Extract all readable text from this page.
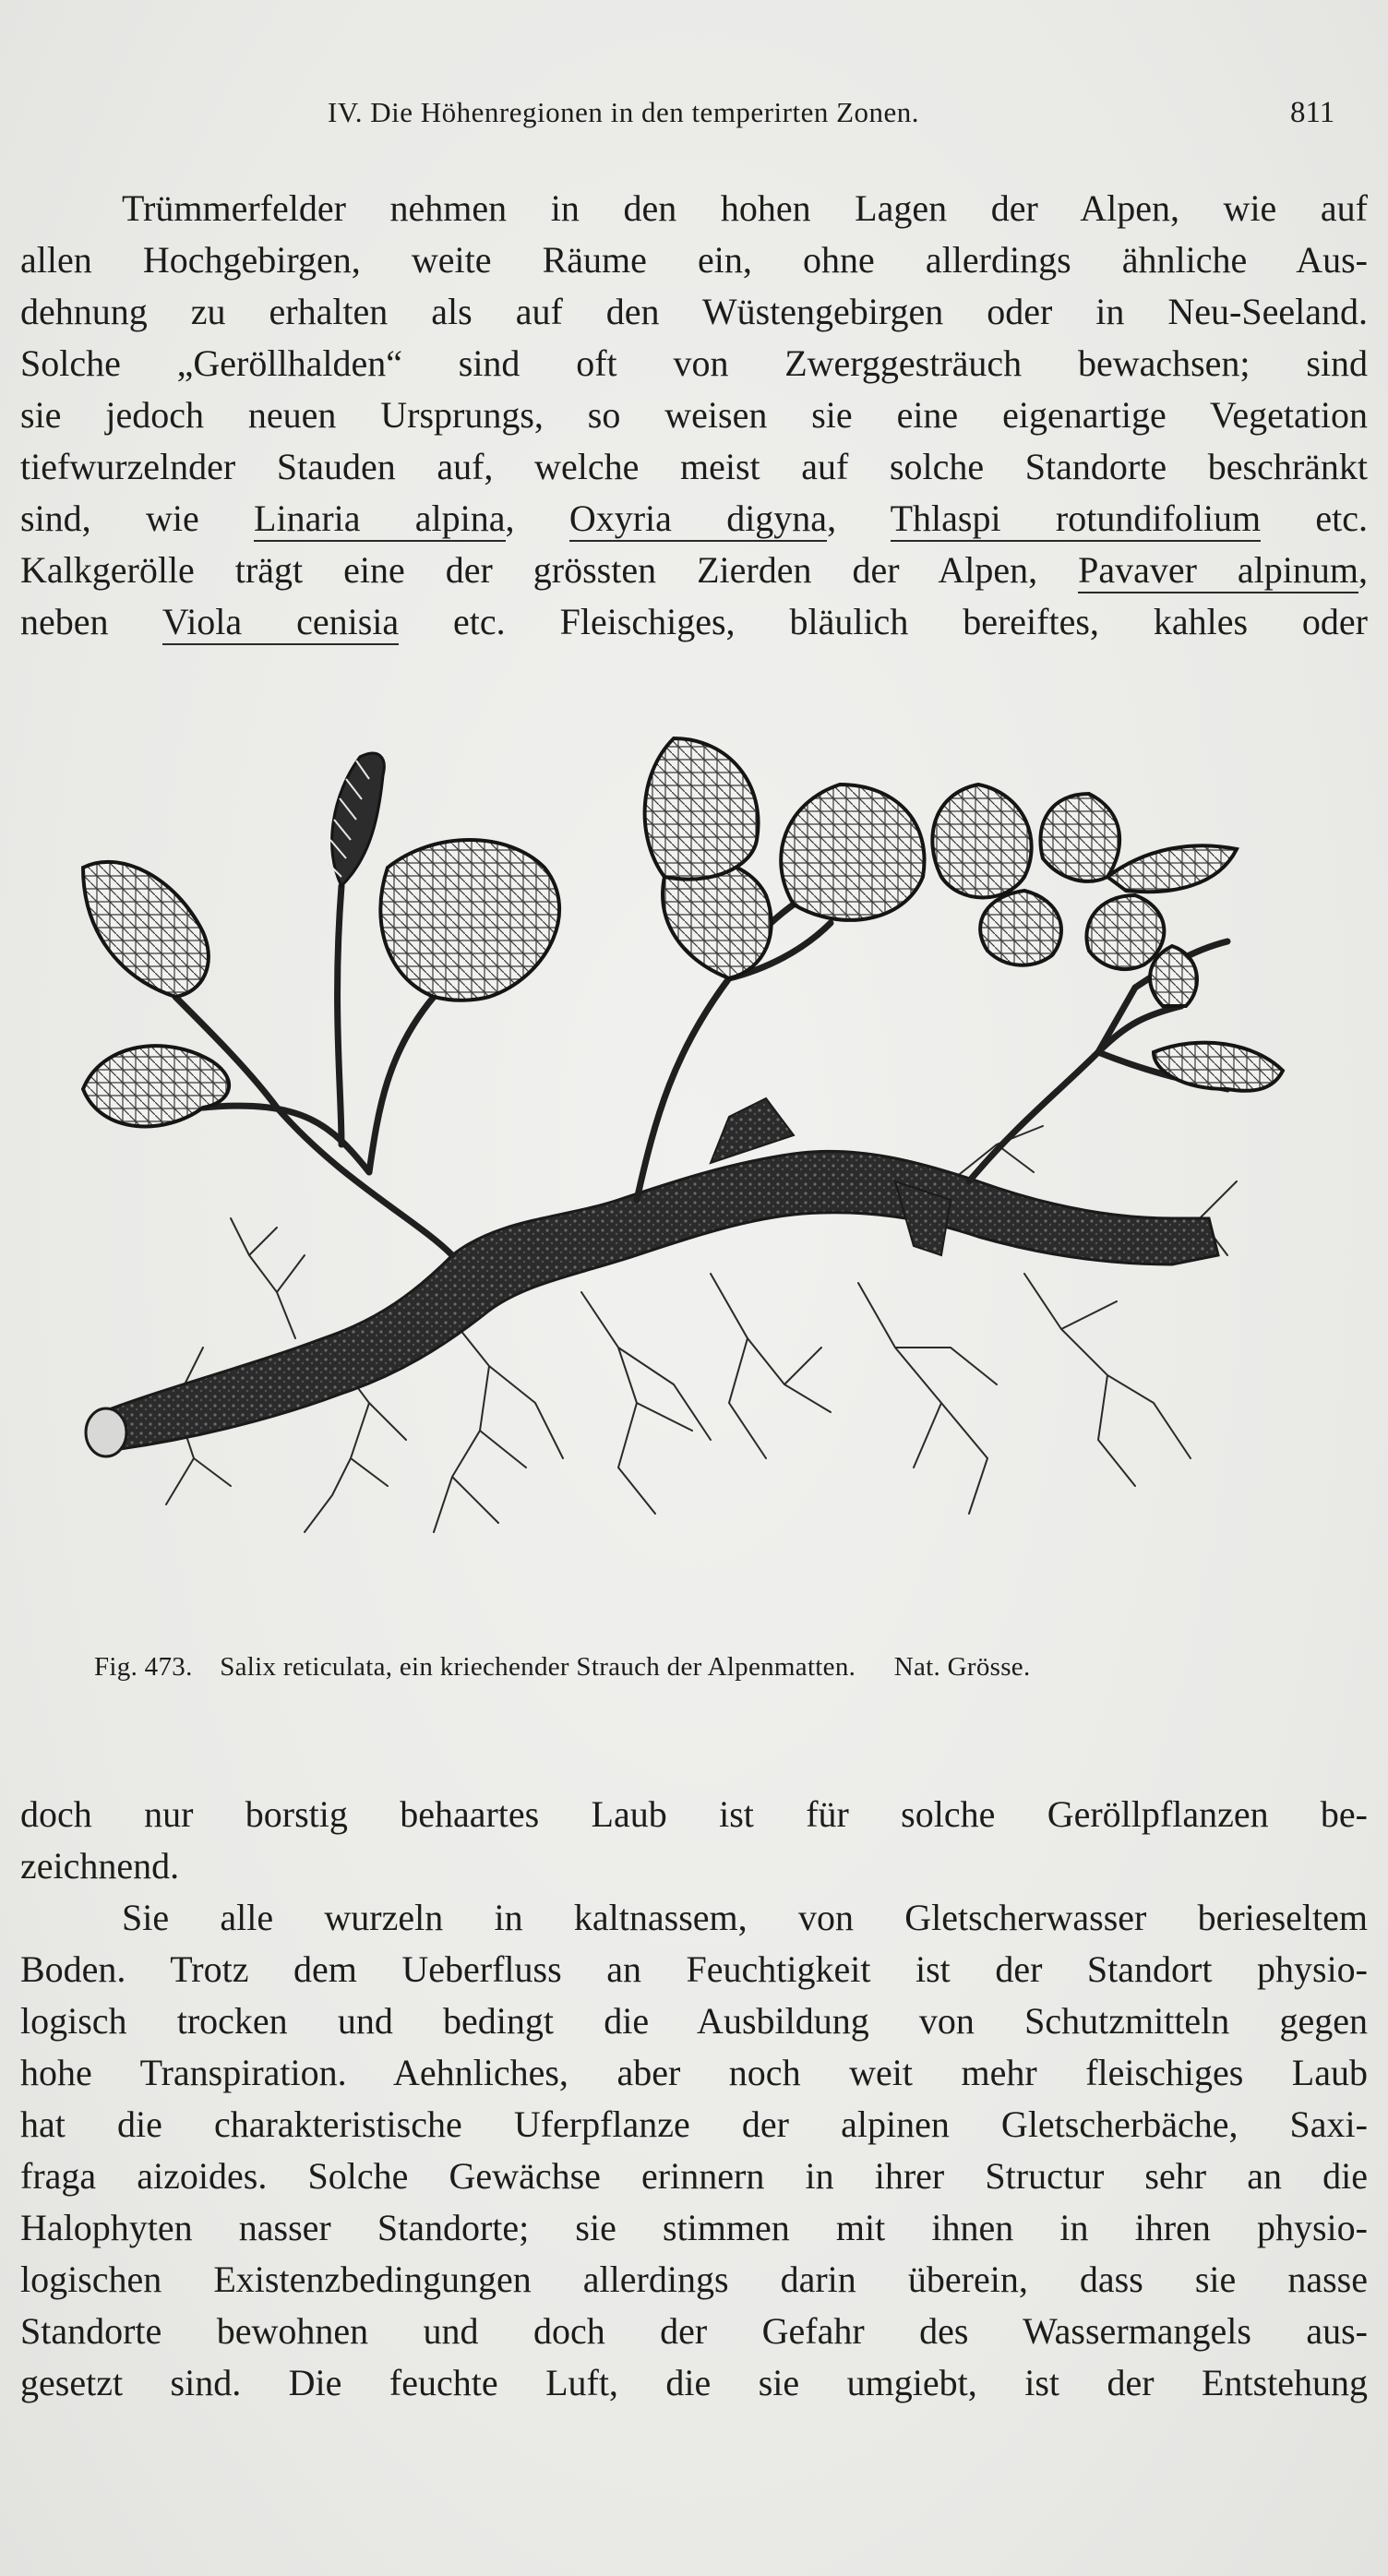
IV. Die Höhenregionen in den temperirten Zonen.	811
Trümmerfelder nehmen in den hohen Lagen der Alpen, wie auf
allen Hochgebirgen, weite Räume ein, ohne allerdings ähnliche Aus-
dehnung zu erhalten als auf den Wüstengebirgen oder in Neu-Seeland.
Solche „Geröllhalden“ sind oft von Zwerggesträuch bewachsen; sind
sie jedoch neuen Ursprungs, so weisen sie eine eigenartige Vegetation
tiefwurzelnder Stauden auf, welche meist auf solche Standorte beschränkt
sind, wie Linaria alpina, Oxyria digyna, Thlaspi rotundifolium etc.
Kalkgerölle trägt eine der grössten Zierden der Alpen, Pavaver alpinum,
neben Viola cenisia etc. Fleischiges, bläulich bereiftes, kahles oder
Fig. 473. Salix reticulata, ein kriechender Strauch der Alpenmatten. Nat. Grösse.
doch nur borstig behaartes Laub ist für solche Geröllpflanzen be-
zeichnend.
Sie alle wurzeln in kaltnassem, von Gletscherwasser berieseltem
Boden. Trotz dem Ueberfluss an Feuchtigkeit ist der Standort physio-
logisch trocken und bedingt die Ausbildung von Schutzmitteln gegen
hohe Transpiration. Aehnliches, aber noch weit mehr fleischiges Laub
hat die charakteristische Uferpflanze der alpinen Gletscherbäche, Saxi-
fraga aizoides. Solche Gewächse erinnern in ihrer Structur sehr an die
Halophyten nasser Standorte; sie stimmen mit ihnen in ihren physio-
logischen Existenzbedingungen allerdings darin überein, dass sie nasse
Standorte bewohnen und doch der Gefahr des Wassermangels aus-
gesetzt sind. Die feuchte Luft, die sie umgiebt, ist der Entstehung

YOUR TASK -
Quote all the lines above exactly as given. Do not include the pictures.

TASK ANSWER -
Extract all readable text from this page.
IV. Die Höhenregionen in den temperirten Zonen.	811
Trümmerfelder nehmen in den hohen Lagen der Alpen, wie auf
allen Hochgebirgen, weite Räume ein, ohne allerdings ähnliche Aus-
dehnung zu erhalten als auf den Wüstengebirgen oder in Neu-Seeland.
Solche „Geröllhalden“ sind oft von Zwerggesträuch bewachsen; sind
sie jedoch neuen Ursprungs, so weisen sie eine eigenartige Vegetation
tiefwurzelnder Stauden auf, welche meist auf solche Standorte beschränkt
sind, wie Linaria alpina, Oxyria digyna, Thlaspi rotundifolium etc.
Kalkgerölle trägt eine der grössten Zierden der Alpen, Pavaver alpinum,
neben Viola cenisia etc. Fleischiges, bläulich bereiftes, kahles oder
Fig. 473. Salix reticulata, ein kriechender Strauch der Alpenmatten. Nat. Grösse.
doch nur borstig behaartes Laub ist für solche Geröllpflanzen be-
zeichnend.
Sie alle wurzeln in kaltnassem, von Gletscherwasser berieseltem
Boden. Trotz dem Ueberfluss an Feuchtigkeit ist der Standort physio-
logisch trocken und bedingt die Ausbildung von Schutzmitteln gegen
hohe Transpiration. Aehnliches, aber noch weit mehr fleischiges Laub
hat die charakteristische Uferpflanze der alpinen Gletscherbäche, Saxi-
fraga aizoides. Solche Gewächse erinnern in ihrer Structur sehr an die
Halophyten nasser Standorte; sie stimmen mit ihnen in ihren physio-
logischen Existenzbedingungen allerdings darin überein, dass sie nasse
Standorte bewohnen und doch der Gefahr des Wassermangels aus-
gesetzt sind. Die feuchte Luft, die sie umgiebt, ist der Entstehung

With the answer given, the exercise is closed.